Stored items
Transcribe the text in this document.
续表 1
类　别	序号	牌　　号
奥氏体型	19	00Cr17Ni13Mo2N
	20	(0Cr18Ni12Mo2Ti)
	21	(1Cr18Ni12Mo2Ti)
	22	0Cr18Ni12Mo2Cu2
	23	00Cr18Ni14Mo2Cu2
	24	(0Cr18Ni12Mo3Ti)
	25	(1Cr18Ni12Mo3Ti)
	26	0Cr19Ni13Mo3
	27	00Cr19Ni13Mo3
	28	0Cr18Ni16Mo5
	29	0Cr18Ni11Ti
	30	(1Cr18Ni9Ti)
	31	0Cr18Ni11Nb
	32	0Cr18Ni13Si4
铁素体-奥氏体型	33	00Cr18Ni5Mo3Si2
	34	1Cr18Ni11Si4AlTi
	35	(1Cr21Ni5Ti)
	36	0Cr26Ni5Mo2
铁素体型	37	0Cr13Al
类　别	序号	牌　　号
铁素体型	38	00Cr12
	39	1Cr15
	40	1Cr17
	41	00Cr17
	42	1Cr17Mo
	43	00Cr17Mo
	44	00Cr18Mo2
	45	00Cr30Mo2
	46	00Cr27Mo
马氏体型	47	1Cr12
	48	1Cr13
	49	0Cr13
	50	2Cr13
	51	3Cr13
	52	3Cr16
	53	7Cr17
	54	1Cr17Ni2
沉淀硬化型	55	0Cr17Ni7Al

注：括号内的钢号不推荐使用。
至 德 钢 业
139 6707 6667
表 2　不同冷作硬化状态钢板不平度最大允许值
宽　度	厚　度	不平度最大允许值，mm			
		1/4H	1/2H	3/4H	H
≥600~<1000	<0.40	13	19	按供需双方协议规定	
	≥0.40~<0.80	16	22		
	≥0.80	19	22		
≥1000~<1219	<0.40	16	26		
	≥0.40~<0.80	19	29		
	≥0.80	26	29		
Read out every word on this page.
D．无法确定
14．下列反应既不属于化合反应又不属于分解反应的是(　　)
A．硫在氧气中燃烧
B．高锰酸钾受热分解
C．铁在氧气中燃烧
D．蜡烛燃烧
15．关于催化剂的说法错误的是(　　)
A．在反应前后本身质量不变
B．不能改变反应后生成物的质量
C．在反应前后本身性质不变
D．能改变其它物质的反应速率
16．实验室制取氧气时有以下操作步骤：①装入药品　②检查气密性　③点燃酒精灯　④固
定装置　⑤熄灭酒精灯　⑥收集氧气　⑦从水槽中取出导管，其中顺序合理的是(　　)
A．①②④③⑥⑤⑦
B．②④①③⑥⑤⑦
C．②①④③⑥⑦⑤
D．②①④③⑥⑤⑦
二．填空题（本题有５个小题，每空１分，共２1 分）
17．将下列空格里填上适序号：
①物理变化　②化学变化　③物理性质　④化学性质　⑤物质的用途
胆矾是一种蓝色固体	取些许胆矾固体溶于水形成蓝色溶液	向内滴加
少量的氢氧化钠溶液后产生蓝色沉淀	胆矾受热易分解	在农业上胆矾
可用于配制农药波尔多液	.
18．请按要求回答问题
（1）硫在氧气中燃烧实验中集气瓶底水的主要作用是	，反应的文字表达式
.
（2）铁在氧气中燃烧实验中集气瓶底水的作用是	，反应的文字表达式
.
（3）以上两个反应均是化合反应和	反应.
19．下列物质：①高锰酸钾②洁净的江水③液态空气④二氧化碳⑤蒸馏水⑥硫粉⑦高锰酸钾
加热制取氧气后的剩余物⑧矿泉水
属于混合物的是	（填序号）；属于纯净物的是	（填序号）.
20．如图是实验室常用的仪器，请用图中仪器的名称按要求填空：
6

## Directive
Return the entries above exactly as they appear.

## Right answer
Transcribe the text in this document.
续表 1
类　别	序号	牌　　号
奥氏体型	19	00Cr17Ni13Mo2N
	20	(0Cr18Ni12Mo2Ti)
	21	(1Cr18Ni12Mo2Ti)
	22	0Cr18Ni12Mo2Cu2
	23	00Cr18Ni14Mo2Cu2
	24	(0Cr18Ni12Mo3Ti)
	25	(1Cr18Ni12Mo3Ti)
	26	0Cr19Ni13Mo3
	27	00Cr19Ni13Mo3
	28	0Cr18Ni16Mo5
	29	0Cr18Ni11Ti
	30	(1Cr18Ni9Ti)
	31	0Cr18Ni11Nb
	32	0Cr18Ni13Si4
铁素体-奥氏体型	33	00Cr18Ni5Mo3Si2
	34	1Cr18Ni11Si4AlTi
	35	(1Cr21Ni5Ti)
	36	0Cr26Ni5Mo2
铁素体型	37	0Cr13Al
类　别	序号	牌　　号
铁素体型	38	00Cr12
	39	1Cr15
	40	1Cr17
	41	00Cr17
	42	1Cr17Mo
	43	00Cr17Mo
	44	00Cr18Mo2
	45	00Cr30Mo2
	46	00Cr27Mo
马氏体型	47	1Cr12
	48	1Cr13
	49	0Cr13
	50	2Cr13
	51	3Cr13
	52	3Cr16
	53	7Cr17
	54	1Cr17Ni2
沉淀硬化型	55	0Cr17Ni7Al

注：括号内的钢号不推荐使用。
至 德 钢 业
139 6707 6667
表 2　不同冷作硬化状态钢板不平度最大允许值
宽　度	厚　度	不平度最大允许值，mm			
		1/4H	1/2H	3/4H	H
≥600~<1000	<0.40	13	19	按供需双方协议规定	
	≥0.40~<0.80	16	22		
	≥0.80	19	22		
≥1000~<1219	<0.40	16	26		
	≥0.40~<0.80	19	29		
	≥0.80	26	29		
Read out every word on this page.
D．无法确定
14．下列反应既不属于化合反应又不属于分解反应的是(　　)
A．硫在氧气中燃烧
B．高锰酸钾受热分解
C．铁在氧气中燃烧
D．蜡烛燃烧
15．关于催化剂的说法错误的是(　　)
A．在反应前后本身质量不变
B．不能改变反应后生成物的质量
C．在反应前后本身性质不变
D．能改变其它物质的反应速率
16．实验室制取氧气时有以下操作步骤：①装入药品　②检查气密性　③点燃酒精灯　④固
定装置　⑤熄灭酒精灯　⑥收集氧气　⑦从水槽中取出导管，其中顺序合理的是(　　)
A．①②④③⑥⑤⑦
B．②④①③⑥⑤⑦
C．②①④③⑥⑦⑤
D．②①④③⑥⑤⑦
二．填空题（本题有５个小题，每空１分，共２1 分）
17．将下列空格里填上适序号：
①物理变化　②化学变化　③物理性质　④化学性质　⑤物质的用途
胆矾是一种蓝色固体	取些许胆矾固体溶于水形成蓝色溶液	向内滴加
少量的氢氧化钠溶液后产生蓝色沉淀	胆矾受热易分解	在农业上胆矾
可用于配制农药波尔多液	.
18．请按要求回答问题
（1）硫在氧气中燃烧实验中集气瓶底水的主要作用是	，反应的文字表达式
.
（2）铁在氧气中燃烧实验中集气瓶底水的作用是	，反应的文字表达式
.
（3）以上两个反应均是化合反应和	反应.
19．下列物质：①高锰酸钾②洁净的江水③液态空气④二氧化碳⑤蒸馏水⑥硫粉⑦高锰酸钾
加热制取氧气后的剩余物⑧矿泉水
属于混合物的是	（填序号）；属于纯净物的是	（填序号）.
20．如图是实验室常用的仪器，请用图中仪器的名称按要求填空：
6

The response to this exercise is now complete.